(Structured figure records)
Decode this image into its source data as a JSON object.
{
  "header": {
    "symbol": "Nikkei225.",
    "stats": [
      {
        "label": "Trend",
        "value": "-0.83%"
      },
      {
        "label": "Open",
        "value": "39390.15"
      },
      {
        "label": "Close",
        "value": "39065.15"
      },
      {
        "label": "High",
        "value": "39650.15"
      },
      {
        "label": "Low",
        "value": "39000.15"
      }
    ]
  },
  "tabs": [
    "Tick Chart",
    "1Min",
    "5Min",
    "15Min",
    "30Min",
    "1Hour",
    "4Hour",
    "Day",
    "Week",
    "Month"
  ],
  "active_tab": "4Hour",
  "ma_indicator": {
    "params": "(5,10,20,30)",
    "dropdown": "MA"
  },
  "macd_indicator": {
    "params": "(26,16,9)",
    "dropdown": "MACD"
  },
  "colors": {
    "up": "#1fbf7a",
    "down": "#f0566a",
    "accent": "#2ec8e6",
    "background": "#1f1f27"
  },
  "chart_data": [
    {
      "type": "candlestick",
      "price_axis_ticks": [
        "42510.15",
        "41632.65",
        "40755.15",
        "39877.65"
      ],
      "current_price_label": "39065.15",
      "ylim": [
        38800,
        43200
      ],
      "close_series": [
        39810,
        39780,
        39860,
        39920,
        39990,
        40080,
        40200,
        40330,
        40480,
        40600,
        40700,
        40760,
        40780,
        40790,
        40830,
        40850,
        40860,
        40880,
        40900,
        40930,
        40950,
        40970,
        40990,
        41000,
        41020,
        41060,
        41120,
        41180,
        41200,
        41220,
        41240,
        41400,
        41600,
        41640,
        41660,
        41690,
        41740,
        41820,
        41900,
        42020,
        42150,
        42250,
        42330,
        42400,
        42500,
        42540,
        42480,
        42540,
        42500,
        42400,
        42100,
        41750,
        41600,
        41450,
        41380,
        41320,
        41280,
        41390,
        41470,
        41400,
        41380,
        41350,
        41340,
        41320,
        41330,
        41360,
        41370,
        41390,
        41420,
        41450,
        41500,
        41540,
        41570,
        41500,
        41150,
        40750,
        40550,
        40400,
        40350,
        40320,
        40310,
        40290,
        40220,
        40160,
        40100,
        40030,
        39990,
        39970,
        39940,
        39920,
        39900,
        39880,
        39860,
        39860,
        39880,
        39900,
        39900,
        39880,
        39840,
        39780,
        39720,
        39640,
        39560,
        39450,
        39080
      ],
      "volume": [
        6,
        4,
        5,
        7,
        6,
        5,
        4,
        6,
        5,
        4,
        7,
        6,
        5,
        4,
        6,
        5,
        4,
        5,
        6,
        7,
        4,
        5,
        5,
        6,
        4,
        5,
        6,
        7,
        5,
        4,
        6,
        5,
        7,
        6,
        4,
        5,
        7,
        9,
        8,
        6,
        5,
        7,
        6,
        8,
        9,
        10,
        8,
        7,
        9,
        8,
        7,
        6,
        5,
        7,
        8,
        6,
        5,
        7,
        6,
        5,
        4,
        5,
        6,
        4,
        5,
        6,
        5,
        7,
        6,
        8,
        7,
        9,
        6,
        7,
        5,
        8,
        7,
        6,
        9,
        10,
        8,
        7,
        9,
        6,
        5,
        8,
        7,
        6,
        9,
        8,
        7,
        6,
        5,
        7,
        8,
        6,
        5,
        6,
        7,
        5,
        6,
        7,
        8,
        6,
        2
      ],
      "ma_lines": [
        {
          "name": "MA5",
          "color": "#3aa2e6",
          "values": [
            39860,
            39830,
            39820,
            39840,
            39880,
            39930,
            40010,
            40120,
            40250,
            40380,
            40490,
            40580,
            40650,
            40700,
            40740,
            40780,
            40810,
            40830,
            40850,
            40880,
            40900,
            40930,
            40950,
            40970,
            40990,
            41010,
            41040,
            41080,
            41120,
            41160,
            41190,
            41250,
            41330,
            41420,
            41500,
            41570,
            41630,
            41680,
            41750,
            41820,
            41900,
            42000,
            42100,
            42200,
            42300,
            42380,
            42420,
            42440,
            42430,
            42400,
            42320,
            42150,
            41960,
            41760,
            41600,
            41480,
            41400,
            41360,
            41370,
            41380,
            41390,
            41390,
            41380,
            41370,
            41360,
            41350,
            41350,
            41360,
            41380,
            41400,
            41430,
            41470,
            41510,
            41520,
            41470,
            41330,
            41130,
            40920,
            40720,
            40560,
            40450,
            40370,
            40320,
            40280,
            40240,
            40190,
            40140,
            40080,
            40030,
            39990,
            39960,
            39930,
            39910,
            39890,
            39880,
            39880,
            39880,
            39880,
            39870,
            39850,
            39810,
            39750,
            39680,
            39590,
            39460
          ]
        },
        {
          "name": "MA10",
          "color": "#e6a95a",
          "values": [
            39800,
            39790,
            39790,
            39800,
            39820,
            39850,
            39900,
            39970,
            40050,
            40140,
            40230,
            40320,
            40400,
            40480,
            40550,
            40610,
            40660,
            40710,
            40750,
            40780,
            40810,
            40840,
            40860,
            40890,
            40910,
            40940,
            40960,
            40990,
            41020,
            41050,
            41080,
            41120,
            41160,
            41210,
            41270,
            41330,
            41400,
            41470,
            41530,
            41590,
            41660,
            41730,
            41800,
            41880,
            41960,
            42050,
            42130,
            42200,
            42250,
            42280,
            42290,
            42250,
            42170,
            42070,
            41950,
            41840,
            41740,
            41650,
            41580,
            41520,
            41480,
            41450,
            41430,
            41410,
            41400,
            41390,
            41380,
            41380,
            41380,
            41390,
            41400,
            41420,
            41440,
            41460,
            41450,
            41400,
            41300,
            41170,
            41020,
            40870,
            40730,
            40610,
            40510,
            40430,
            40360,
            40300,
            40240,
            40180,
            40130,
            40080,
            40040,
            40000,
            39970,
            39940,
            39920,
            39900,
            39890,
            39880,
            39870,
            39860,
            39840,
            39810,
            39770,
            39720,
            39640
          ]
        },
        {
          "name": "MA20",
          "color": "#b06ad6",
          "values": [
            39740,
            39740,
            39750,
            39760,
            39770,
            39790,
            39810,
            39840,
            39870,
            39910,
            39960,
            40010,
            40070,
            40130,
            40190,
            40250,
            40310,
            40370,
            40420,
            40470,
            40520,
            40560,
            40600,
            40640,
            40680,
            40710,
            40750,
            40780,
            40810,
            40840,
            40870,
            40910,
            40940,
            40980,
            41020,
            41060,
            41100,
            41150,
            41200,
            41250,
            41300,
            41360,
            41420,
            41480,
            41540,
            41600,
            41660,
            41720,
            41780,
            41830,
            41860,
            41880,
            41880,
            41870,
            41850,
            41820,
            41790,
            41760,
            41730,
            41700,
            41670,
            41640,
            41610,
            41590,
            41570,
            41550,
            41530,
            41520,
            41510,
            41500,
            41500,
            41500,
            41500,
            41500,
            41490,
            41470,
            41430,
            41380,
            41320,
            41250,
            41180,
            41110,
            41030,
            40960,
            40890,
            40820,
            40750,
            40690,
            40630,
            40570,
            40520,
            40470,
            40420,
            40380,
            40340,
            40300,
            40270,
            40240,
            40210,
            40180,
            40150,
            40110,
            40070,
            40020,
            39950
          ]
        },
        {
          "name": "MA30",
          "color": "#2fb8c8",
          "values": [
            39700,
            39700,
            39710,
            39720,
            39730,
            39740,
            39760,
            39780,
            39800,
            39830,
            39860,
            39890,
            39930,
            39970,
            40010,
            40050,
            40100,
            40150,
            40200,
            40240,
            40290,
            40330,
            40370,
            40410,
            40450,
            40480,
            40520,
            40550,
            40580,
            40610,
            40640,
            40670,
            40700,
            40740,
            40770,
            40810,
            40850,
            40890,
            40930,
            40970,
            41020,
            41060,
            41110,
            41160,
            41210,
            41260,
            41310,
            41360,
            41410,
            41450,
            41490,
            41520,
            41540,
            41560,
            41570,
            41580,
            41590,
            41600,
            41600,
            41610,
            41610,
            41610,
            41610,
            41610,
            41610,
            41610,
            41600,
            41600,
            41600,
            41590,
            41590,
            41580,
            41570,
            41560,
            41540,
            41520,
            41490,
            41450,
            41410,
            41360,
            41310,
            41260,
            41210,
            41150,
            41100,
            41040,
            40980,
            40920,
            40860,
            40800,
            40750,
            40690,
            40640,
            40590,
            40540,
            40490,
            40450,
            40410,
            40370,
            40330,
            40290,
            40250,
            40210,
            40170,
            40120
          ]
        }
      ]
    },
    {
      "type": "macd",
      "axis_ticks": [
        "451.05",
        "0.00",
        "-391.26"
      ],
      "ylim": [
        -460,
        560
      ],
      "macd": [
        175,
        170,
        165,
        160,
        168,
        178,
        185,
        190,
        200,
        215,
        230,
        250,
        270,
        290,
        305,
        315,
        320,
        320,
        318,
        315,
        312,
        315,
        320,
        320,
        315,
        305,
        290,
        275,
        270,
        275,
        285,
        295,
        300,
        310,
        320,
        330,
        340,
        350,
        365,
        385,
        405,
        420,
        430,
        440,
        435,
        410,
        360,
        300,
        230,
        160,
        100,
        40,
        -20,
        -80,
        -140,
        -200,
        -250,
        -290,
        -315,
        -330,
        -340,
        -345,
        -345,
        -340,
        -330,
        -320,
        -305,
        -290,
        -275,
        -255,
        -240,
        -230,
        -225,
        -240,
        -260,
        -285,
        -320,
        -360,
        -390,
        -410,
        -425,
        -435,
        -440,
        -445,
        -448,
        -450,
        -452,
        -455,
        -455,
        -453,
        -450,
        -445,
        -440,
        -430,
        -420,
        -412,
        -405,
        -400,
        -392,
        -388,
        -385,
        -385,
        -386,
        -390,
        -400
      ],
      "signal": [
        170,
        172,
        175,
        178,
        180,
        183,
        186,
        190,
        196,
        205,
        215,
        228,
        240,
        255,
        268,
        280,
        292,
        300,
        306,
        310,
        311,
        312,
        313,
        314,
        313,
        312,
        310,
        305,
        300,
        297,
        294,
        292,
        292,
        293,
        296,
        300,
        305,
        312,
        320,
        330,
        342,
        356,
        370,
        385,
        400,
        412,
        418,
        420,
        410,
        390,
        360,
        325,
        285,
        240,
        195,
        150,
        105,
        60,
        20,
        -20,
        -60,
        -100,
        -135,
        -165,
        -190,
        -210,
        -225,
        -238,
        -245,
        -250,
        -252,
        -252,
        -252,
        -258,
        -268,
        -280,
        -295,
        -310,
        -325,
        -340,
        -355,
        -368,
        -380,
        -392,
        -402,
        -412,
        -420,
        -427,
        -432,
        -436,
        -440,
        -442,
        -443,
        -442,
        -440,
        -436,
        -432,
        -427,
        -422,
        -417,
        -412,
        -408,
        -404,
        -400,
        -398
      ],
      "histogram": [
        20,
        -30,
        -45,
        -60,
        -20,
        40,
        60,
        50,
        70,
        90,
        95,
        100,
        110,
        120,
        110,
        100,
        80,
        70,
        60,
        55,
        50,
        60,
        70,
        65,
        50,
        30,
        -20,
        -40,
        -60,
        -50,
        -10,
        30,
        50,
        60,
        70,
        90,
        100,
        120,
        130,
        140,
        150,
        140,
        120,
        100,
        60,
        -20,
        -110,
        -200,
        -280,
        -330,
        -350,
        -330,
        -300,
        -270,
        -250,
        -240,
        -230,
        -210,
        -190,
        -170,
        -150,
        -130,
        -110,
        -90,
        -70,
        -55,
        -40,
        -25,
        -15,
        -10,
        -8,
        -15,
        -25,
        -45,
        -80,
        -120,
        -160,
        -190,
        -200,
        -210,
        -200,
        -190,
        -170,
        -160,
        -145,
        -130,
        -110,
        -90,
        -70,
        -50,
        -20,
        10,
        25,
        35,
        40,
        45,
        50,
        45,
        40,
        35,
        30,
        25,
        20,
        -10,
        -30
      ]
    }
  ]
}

• **WHAT YOU SHOULD DO**: From the data, list each line in which the string "name" appears.

• **FINAL RESULT**:
          "name": "MA5",
          "name": "MA10",
          "name": "MA20",
          "name": "MA30",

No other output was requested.